**Set task**
Separate out the lines that hold "Paralel".

********

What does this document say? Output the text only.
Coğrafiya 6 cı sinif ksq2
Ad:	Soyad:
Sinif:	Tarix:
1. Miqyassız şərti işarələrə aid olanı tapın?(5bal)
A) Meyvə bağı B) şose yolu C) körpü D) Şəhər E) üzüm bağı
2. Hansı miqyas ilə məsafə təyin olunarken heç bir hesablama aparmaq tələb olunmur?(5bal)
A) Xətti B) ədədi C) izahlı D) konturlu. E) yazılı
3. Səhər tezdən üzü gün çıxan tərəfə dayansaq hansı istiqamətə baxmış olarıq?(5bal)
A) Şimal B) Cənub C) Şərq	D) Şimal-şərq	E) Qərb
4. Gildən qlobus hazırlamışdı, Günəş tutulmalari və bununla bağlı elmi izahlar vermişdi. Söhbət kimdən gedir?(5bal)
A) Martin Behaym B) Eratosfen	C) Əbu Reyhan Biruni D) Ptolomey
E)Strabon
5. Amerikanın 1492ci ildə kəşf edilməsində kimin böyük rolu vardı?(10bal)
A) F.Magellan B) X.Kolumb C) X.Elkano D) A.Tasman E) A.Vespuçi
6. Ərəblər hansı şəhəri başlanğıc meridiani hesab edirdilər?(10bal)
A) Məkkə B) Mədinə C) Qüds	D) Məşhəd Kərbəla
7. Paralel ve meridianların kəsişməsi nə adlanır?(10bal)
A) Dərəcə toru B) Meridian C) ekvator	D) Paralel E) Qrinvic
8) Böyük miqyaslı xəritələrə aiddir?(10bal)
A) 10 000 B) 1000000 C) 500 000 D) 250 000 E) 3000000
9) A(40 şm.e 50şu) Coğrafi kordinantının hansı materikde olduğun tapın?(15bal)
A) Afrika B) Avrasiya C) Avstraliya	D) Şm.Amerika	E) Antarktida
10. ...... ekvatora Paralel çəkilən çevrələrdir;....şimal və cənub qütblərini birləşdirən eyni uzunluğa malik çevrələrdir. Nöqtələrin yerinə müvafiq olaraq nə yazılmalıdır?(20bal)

********

**Final result**
7. Paralel ve meridianların kəsişməsi nə adlanır?(10bal)
A) Dərəcə toru B) Meridian C) ekvator	D) Paralel E) Qrinvic
10. ...... ekvatora Paralel çəkilən çevrələrdir;....şimal və cənub qütblərini birləşdirən eyni uzunluğa malik çevrələrdir. Nöqtələrin yerinə müvafiq olaraq nə yazılmalıdır?(20bal)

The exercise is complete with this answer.